*REQUIRED TASK*
The listing below should be printed exactly, every line of it. Skip the pictures.

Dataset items
-- -- --

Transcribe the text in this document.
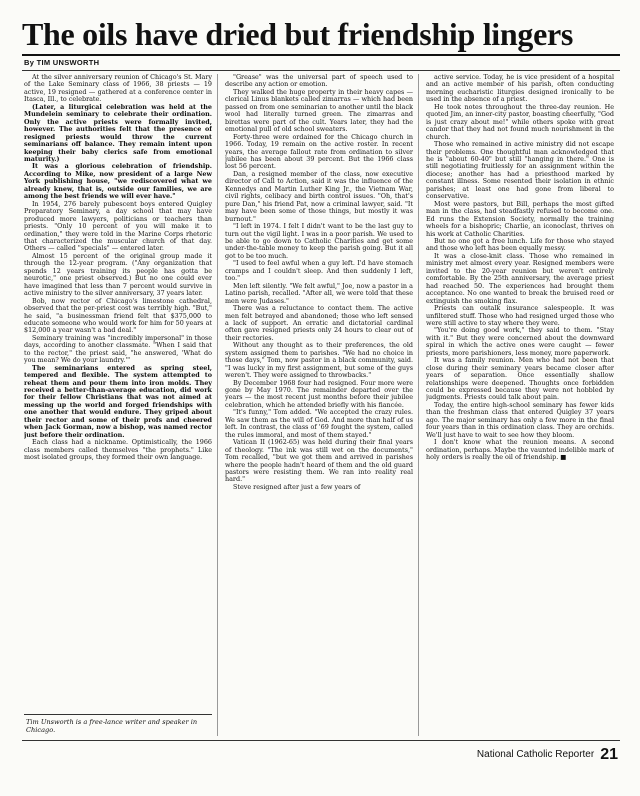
The oils have dried but friendship lingers
By TIM UNSWORTH

At the silver anniversary reunion of Chicago's St. Mary of the Lake Seminary class of 1966, 38 priests — 19 active, 19 resigned — gathered at a conference center in Itasca, Ill., to celebrate.

(Later, a liturgical celebration was held at the Mundelein seminary to celebrate their ordination. Only the active priests were formally invited, however. The authorities felt that the presence of resigned priests would throw the current seminarians off balance. They remain intent upon keeping their baby clerics safe from emotional maturity.)

It was a glorious celebration of friendship. According to Mike, now president of a large New York publishing house, "we rediscovered what we already knew, that is, outside our families, we are among the best friends we will ever have."

In 1954, 276 barely pubescent boys entered Quigley Preparatory Seminary, a day school that may have produced more lawyers, politicians or teachers than priests. "Only 10 percent of you will make it to ordination," they were told in the Marine Corps rhetoric that characterized the muscular church of that day. Others — called "specials" — entered later.

Almost 15 percent of the original group made it through the 12-year program. ("Any organization that spends 12 years training its people has gotta be neurotic," one priest observed.) But no one could ever have imagined that less than 7 percent would survive in active ministry to the silver anniversary, 37 years later.

Bob, now rector of Chicago's limestone cathedral, observed that the per-priest cost was terribly high. "But," he said, "a businessman friend felt that $375,000 to educate someone who would work for him for 50 years at $12,000 a year wasn't a bad deal."

Seminary training was "incredibly impersonal" in those days, according to another classmate. "When I said that to the rector," the priest said, "he answered, 'What do you mean? We do your laundry.'"

The seminarians entered as spring steel, tempered and flexible. The system attempted to reheat them and pour them into iron molds. They received a better-than-average education, did work for their fellow Christians that was not aimed at messing up the world and forged friendships with one another that would endure. They griped about their rector and some of their profs and cheered when Jack Gorman, now a bishop, was named rector just before their ordination.

Each class had a nickname. Optimistically, the 1966 class members called themselves "the prophets." Like most isolated groups, they formed their own language.

"Grease" was the universal part of speech used to describe any action or emotion.

They walked the huge property in their heavy capes — clerical Linus blankets called zimarras — which had been passed on from one seminarian to another until the black wool had literally turned green. The zimarras and birettas were part of the cult. Years later, they had the emotional pull of old school sweaters.

Forty-three were ordained for the Chicago church in 1966. Today, 19 remain on the active roster. In recent years, the average fallout rate from ordination to silver jubilee has been about 39 percent. But the 1966 class lost 56 percent.

Dan, a resigned member of the class, now executive director of Call to Action, said it was the influence of the Kennedys and Martin Luther King Jr., the Vietnam War, civil rights, celibacy and birth control issues. "Oh, that's pure Dan," his friend Pat, now a criminal lawyer, said. "It may have been some of those things, but mostly it was burnout."

"I left in 1974. I felt I didn't want to be the last guy to turn out the vigil light. I was in a poor parish. We used to be able to go down to Catholic Charities and get some under-the-table money to keep the parish going. But it all got to be too much.

"I used to feel awful when a guy left. I'd have stomach cramps and I couldn't sleep. And then suddenly I left, too."

Men left silently. "We felt awful," Joe, now a pastor in a Latino parish, recalled. "After all, we were told that these men were Judases."

There was a reluctance to contact them. The active men felt betrayed and abandoned; those who left sensed a lack of support. An erratic and dictatorial cardinal often gave resigned priests only 24 hours to clear out of their rectories.

Without any thought as to their preferences, the old system assigned them to parishes. "We had no choice in those days," Tom, now pastor in a black community, said. "I was lucky in my first assignment, but some of the guys weren't. They were assigned to throwbacks."

By December 1968 four had resigned. Four more were gone by May 1970. The remainder departed over the years — the most recent just months before their jubilee celebration, which he attended briefly with his fiancée.

"It's funny," Tom added. "We accepted the crazy rules. We saw them as the will of God. And more than half of us left. In contrast, the class of '69 fought the system, called the rules immoral, and most of them stayed."

Vatican II (1962-65) was held during their final years of theology. "The ink was still wet on the documents," Tom recalled, "but we got them and arrived in parishes where the people hadn't heard of them and the old guard pastors were resisting them. We ran into reality real hard."

Steve resigned after just a few years of

active service. Today, he is vice president of a hospital and an active member of his parish, often conducting morning eucharistic liturgies designed ironically to be used in the absence of a priest.

He took notes throughout the three-day reunion. He quoted Jim, an inner-city pastor, boasting cheerfully, "God is just crazy about me!" while others spoke with great candor that they had not found much nourishment in the church.

Those who remained in active ministry did not escape their problems. One thoughtful man acknowledged that he is "about 60-40" but still "hanging in there." One is still negotiating fruitlessly for an assignment within the diocese; another has had a priesthood marked by constant illness. Some resented their isolation in ethnic parishes; at least one had gone from liberal to conservative.

Most were pastors, but Bill, perhaps the most gifted man in the class, had steadfastly refused to become one. Ed runs the Extension Society, normally the training wheels for a bishopric; Charlie, an iconoclast, thrives on his work at Catholic Charities.

But no one got a free lunch. Life for those who stayed and those who left has been equally messy.

It was a close-knit class. Those who remained in ministry met almost every year. Resigned members were invited to the 20-year reunion but weren't entirely comfortable. By the 25th anniversary, the average priest had reached 50. The experiences had brought them acceptance. No one wanted to break the bruised reed or extinguish the smoking flax.

Priests can outalk insurance salespeople. It was unfiltered stuff. Those who had resigned urged those who were still active to stay where they were.

"You're doing good work," they said to them. "Stay with it." But they were concerned about the downward spiral in which the active ones were caught — fewer priests, more parishioners, less money, more paperwork.

It was a family reunion. Men who had not been that close during their seminary years became closer after years of separation. Once essentially shallow relationships were deepened. Thoughts once forbidden could be expressed because they were not hobbled by judgments. Priests could talk about pain.

Today, the entire high-school seminary has fewer kids than the freshman class that entered Quigley 37 years ago. The major seminary has only a few more in the final four years than in this ordination class. They are orchids. We'll just have to wait to see how they bloom.

I don't know what the reunion means. A second ordination, perhaps. Maybe the vaunted indelible mark of holy orders is really the oil of friendship. ■

Tim Unsworth is a free-lance writer and speaker in Chicago.
National Catholic Reporter 21
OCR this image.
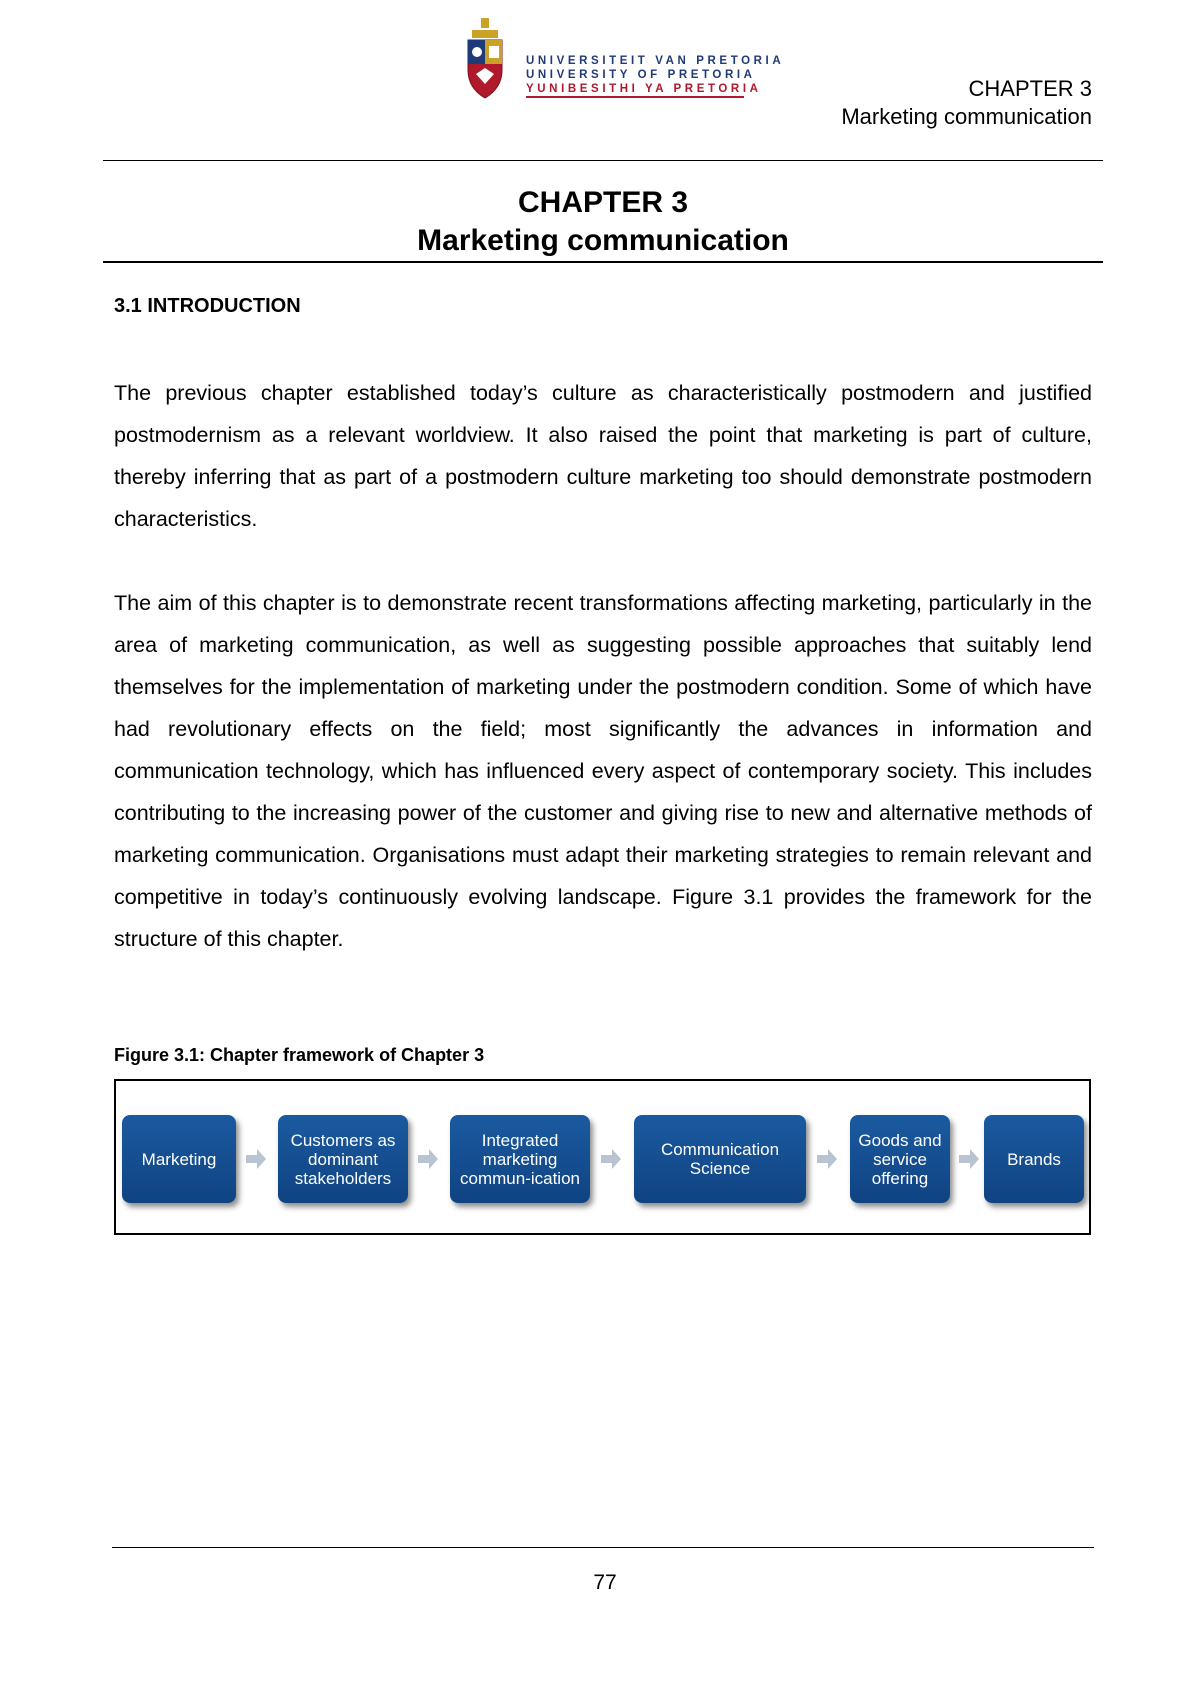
UNIVERSITEIT VAN PRETORIA
UNIVERSITY OF PRETORIA
YUNIBESITHI YA PRETORIA	CHAPTER 3
Marketing communication
CHAPTER 3
Marketing communication
3.1 INTRODUCTION
The previous chapter established today’s culture as characteristically postmodern and justified postmodernism as a relevant worldview. It also raised the point that marketing is part of culture, thereby inferring that as part of a postmodern culture marketing too should demonstrate postmodern characteristics.
The aim of this chapter is to demonstrate recent transformations affecting marketing, particularly in the area of marketing communication, as well as suggesting possible approaches that suitably lend themselves for the implementation of marketing under the postmodern condition. Some of which have had revolutionary effects on the field; most significantly the advances in information and communication technology, which has influenced every aspect of contemporary society. This includes contributing to the increasing power of the customer and giving rise to new and alternative methods of marketing communication. Organisations must adapt their marketing strategies to remain relevant and competitive in today’s continuously evolving landscape. Figure 3.1 provides the framework for the structure of this chapter.
Figure 3.1: Chapter framework of Chapter 3
Marketing
Customers as dominant stakeholders
Integrated marketing commun-ication
Communication Science
Goods and service offering
Brands
77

-- -- --

*TASK RESULT*
Transcribe the text in this document.
The oils have dried but friendship lingers
By TIM UNSWORTH

At the silver anniversary reunion of Chicago's St. Mary of the Lake Seminary class of 1966, 38 priests — 19 active, 19 resigned — gathered at a conference center in Itasca, Ill., to celebrate.

(Later, a liturgical celebration was held at the Mundelein seminary to celebrate their ordination. Only the active priests were formally invited, however. The authorities felt that the presence of resigned priests would throw the current seminarians off balance. They remain intent upon keeping their baby clerics safe from emotional maturity.)

It was a glorious celebration of friendship. According to Mike, now president of a large New York publishing house, "we rediscovered what we already knew, that is, outside our families, we are among the best friends we will ever have."

In 1954, 276 barely pubescent boys entered Quigley Preparatory Seminary, a day school that may have produced more lawyers, politicians or teachers than priests. "Only 10 percent of you will make it to ordination," they were told in the Marine Corps rhetoric that characterized the muscular church of that day. Others — called "specials" — entered later.

Almost 15 percent of the original group made it through the 12-year program. ("Any organization that spends 12 years training its people has gotta be neurotic," one priest observed.) But no one could ever have imagined that less than 7 percent would survive in active ministry to the silver anniversary, 37 years later.

Bob, now rector of Chicago's limestone cathedral, observed that the per-priest cost was terribly high. "But," he said, "a businessman friend felt that $375,000 to educate someone who would work for him for 50 years at $12,000 a year wasn't a bad deal."

Seminary training was "incredibly impersonal" in those days, according to another classmate. "When I said that to the rector," the priest said, "he answered, 'What do you mean? We do your laundry.'"

The seminarians entered as spring steel, tempered and flexible. The system attempted to reheat them and pour them into iron molds. They received a better-than-average education, did work for their fellow Christians that was not aimed at messing up the world and forged friendships with one another that would endure. They griped about their rector and some of their profs and cheered when Jack Gorman, now a bishop, was named rector just before their ordination.

Each class had a nickname. Optimistically, the 1966 class members called themselves "the prophets." Like most isolated groups, they formed their own language.

"Grease" was the universal part of speech used to describe any action or emotion.

They walked the huge property in their heavy capes — clerical Linus blankets called zimarras — which had been passed on from one seminarian to another until the black wool had literally turned green. The zimarras and birettas were part of the cult. Years later, they had the emotional pull of old school sweaters.

Forty-three were ordained for the Chicago church in 1966. Today, 19 remain on the active roster. In recent years, the average fallout rate from ordination to silver jubilee has been about 39 percent. But the 1966 class lost 56 percent.

Dan, a resigned member of the class, now executive director of Call to Action, said it was the influence of the Kennedys and Martin Luther King Jr., the Vietnam War, civil rights, celibacy and birth control issues. "Oh, that's pure Dan," his friend Pat, now a criminal lawyer, said. "It may have been some of those things, but mostly it was burnout."

"I left in 1974. I felt I didn't want to be the last guy to turn out the vigil light. I was in a poor parish. We used to be able to go down to Catholic Charities and get some under-the-table money to keep the parish going. But it all got to be too much.

"I used to feel awful when a guy left. I'd have stomach cramps and I couldn't sleep. And then suddenly I left, too."

Men left silently. "We felt awful," Joe, now a pastor in a Latino parish, recalled. "After all, we were told that these men were Judases."

There was a reluctance to contact them. The active men felt betrayed and abandoned; those who left sensed a lack of support. An erratic and dictatorial cardinal often gave resigned priests only 24 hours to clear out of their rectories.

Without any thought as to their preferences, the old system assigned them to parishes. "We had no choice in those days," Tom, now pastor in a black community, said. "I was lucky in my first assignment, but some of the guys weren't. They were assigned to throwbacks."

By December 1968 four had resigned. Four more were gone by May 1970. The remainder departed over the years — the most recent just months before their jubilee celebration, which he attended briefly with his fiancée.

"It's funny," Tom added. "We accepted the crazy rules. We saw them as the will of God. And more than half of us left. In contrast, the class of '69 fought the system, called the rules immoral, and most of them stayed."

Vatican II (1962-65) was held during their final years of theology. "The ink was still wet on the documents," Tom recalled, "but we got them and arrived in parishes where the people hadn't heard of them and the old guard pastors were resisting them. We ran into reality real hard."

Steve resigned after just a few years of

active service. Today, he is vice president of a hospital and an active member of his parish, often conducting morning eucharistic liturgies designed ironically to be used in the absence of a priest.

He took notes throughout the three-day reunion. He quoted Jim, an inner-city pastor, boasting cheerfully, "God is just crazy about me!" while others spoke with great candor that they had not found much nourishment in the church.

Those who remained in active ministry did not escape their problems. One thoughtful man acknowledged that he is "about 60-40" but still "hanging in there." One is still negotiating fruitlessly for an assignment within the diocese; another has had a priesthood marked by constant illness. Some resented their isolation in ethnic parishes; at least one had gone from liberal to conservative.

Most were pastors, but Bill, perhaps the most gifted man in the class, had steadfastly refused to become one. Ed runs the Extension Society, normally the training wheels for a bishopric; Charlie, an iconoclast, thrives on his work at Catholic Charities.

But no one got a free lunch. Life for those who stayed and those who left has been equally messy.

It was a close-knit class. Those who remained in ministry met almost every year. Resigned members were invited to the 20-year reunion but weren't entirely comfortable. By the 25th anniversary, the average priest had reached 50. The experiences had brought them acceptance. No one wanted to break the bruised reed or extinguish the smoking flax.

Priests can outalk insurance salespeople. It was unfiltered stuff. Those who had resigned urged those who were still active to stay where they were.

"You're doing good work," they said to them. "Stay with it." But they were concerned about the downward spiral in which the active ones were caught — fewer priests, more parishioners, less money, more paperwork.

It was a family reunion. Men who had not been that close during their seminary years became closer after years of separation. Once essentially shallow relationships were deepened. Thoughts once forbidden could be expressed because they were not hobbled by judgments. Priests could talk about pain.

Today, the entire high-school seminary has fewer kids than the freshman class that entered Quigley 37 years ago. The major seminary has only a few more in the final four years than in this ordination class. They are orchids. We'll just have to wait to see how they bloom.

I don't know what the reunion means. A second ordination, perhaps. Maybe the vaunted indelible mark of holy orders is really the oil of friendship. ■

Tim Unsworth is a free-lance writer and speaker in Chicago.
National Catholic Reporter 21
OCR this image.
UNIVERSITEIT VAN PRETORIA
UNIVERSITY OF PRETORIA
YUNIBESITHI YA PRETORIA	CHAPTER 3
Marketing communication
CHAPTER 3
Marketing communication
3.1 INTRODUCTION
The previous chapter established today’s culture as characteristically postmodern and justified postmodernism as a relevant worldview. It also raised the point that marketing is part of culture, thereby inferring that as part of a postmodern culture marketing too should demonstrate postmodern characteristics.
The aim of this chapter is to demonstrate recent transformations affecting marketing, particularly in the area of marketing communication, as well as suggesting possible approaches that suitably lend themselves for the implementation of marketing under the postmodern condition. Some of which have had revolutionary effects on the field; most significantly the advances in information and communication technology, which has influenced every aspect of contemporary society. This includes contributing to the increasing power of the customer and giving rise to new and alternative methods of marketing communication. Organisations must adapt their marketing strategies to remain relevant and competitive in today’s continuously evolving landscape. Figure 3.1 provides the framework for the structure of this chapter.
Figure 3.1: Chapter framework of Chapter 3
Marketing
Customers as dominant stakeholders
Integrated marketing commun-ication
Communication Science
Goods and service offering
Brands
77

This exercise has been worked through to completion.